# START OF INPUT DATA

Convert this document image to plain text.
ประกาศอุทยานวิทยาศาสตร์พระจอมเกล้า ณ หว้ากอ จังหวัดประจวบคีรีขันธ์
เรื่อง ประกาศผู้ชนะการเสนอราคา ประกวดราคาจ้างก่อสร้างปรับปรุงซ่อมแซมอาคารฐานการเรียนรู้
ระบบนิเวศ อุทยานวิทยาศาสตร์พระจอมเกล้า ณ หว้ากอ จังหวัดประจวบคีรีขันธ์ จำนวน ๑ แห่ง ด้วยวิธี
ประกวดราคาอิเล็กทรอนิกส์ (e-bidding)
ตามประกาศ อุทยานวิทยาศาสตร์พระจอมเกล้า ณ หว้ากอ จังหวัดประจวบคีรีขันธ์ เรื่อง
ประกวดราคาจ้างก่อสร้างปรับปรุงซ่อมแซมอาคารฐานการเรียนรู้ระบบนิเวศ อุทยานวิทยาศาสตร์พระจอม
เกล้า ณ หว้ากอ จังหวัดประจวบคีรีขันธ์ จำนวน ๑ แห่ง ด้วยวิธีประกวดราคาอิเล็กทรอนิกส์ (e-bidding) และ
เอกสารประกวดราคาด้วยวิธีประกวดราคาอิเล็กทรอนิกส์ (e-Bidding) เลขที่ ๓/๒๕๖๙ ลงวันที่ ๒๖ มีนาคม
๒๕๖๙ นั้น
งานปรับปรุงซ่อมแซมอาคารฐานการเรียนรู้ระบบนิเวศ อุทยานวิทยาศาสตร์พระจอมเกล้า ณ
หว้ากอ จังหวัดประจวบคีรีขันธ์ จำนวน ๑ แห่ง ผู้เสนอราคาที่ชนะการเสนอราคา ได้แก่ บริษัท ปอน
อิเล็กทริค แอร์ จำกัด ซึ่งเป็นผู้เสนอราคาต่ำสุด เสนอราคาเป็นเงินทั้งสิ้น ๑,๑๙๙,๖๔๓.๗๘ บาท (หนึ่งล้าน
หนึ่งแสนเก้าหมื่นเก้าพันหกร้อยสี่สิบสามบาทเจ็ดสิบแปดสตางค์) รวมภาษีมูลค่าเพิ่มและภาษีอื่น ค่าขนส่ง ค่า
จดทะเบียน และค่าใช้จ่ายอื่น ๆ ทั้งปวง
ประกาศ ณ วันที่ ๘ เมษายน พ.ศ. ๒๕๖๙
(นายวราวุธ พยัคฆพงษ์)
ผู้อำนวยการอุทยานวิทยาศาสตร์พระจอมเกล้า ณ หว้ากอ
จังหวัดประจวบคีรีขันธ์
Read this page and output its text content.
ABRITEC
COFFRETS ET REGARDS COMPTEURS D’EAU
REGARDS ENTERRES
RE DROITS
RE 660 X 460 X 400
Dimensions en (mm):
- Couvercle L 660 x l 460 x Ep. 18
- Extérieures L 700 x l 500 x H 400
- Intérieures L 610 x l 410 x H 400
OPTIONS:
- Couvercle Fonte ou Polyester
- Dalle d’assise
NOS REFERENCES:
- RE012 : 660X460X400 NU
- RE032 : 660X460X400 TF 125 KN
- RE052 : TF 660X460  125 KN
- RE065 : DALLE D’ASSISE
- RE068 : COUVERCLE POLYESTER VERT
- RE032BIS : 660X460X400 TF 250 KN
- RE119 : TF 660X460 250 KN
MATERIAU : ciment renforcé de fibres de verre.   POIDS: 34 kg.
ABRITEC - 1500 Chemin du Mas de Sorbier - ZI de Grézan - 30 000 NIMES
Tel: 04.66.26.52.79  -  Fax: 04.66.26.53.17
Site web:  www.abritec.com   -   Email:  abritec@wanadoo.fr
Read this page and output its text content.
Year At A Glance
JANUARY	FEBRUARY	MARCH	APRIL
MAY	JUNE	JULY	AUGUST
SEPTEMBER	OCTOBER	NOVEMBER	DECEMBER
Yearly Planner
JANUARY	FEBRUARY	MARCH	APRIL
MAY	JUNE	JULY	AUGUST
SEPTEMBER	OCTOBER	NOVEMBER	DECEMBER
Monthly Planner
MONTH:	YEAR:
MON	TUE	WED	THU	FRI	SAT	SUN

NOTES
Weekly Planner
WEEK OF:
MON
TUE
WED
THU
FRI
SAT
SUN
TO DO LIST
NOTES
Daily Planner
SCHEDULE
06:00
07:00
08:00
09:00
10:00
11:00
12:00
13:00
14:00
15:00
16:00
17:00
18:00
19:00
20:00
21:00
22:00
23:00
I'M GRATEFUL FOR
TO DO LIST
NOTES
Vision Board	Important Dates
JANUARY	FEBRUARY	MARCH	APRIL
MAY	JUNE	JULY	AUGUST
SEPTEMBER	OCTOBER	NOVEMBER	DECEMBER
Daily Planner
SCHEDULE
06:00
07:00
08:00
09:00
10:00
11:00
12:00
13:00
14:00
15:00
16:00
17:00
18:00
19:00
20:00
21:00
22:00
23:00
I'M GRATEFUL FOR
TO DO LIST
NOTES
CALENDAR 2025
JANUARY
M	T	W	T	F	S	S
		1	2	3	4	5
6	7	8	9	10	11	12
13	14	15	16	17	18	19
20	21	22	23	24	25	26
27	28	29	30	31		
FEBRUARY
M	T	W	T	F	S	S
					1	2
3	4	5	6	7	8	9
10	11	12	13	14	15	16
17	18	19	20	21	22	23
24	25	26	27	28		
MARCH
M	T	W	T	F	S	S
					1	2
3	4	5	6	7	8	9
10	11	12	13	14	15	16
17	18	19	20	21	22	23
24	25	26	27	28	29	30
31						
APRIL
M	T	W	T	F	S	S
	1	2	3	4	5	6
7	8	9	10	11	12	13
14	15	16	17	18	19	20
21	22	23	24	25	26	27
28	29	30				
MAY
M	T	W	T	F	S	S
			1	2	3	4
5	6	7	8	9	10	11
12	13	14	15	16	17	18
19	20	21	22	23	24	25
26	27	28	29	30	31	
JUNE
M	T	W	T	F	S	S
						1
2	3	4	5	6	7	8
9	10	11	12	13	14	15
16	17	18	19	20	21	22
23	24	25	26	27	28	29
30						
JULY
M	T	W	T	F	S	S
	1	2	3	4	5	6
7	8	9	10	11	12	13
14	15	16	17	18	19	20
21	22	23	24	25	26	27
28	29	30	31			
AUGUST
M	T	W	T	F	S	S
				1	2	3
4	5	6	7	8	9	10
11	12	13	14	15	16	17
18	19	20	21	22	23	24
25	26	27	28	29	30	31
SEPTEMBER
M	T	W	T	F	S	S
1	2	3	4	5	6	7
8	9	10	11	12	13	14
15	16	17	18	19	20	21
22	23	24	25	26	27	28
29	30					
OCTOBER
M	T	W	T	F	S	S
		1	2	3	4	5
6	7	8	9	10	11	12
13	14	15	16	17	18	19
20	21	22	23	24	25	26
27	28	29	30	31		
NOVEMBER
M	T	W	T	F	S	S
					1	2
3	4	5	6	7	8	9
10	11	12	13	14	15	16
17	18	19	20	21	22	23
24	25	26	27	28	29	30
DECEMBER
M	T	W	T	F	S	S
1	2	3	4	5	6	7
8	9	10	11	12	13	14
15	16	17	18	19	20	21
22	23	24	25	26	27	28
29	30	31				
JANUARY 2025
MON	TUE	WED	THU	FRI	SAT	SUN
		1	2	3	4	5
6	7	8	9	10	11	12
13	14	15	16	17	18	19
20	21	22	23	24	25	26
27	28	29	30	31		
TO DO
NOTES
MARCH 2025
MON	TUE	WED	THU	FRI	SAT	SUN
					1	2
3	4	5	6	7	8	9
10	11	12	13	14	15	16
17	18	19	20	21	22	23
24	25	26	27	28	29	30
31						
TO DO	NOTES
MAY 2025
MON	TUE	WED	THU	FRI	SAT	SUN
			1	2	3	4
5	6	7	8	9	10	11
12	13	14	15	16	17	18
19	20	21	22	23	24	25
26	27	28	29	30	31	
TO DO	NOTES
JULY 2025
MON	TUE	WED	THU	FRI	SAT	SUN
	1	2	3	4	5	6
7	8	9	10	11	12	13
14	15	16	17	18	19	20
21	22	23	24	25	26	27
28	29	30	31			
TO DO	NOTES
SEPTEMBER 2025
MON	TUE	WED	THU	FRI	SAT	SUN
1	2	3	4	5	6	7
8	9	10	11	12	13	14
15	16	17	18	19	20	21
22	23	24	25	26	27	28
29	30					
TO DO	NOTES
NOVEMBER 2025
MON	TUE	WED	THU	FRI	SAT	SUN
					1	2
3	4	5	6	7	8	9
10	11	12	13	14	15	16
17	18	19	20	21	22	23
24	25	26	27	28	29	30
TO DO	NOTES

# END OF INPUT DATA

YOUR TASK
Count the lines above that contain the word "จำนวน", and give only that number.

FULL ANSWER
3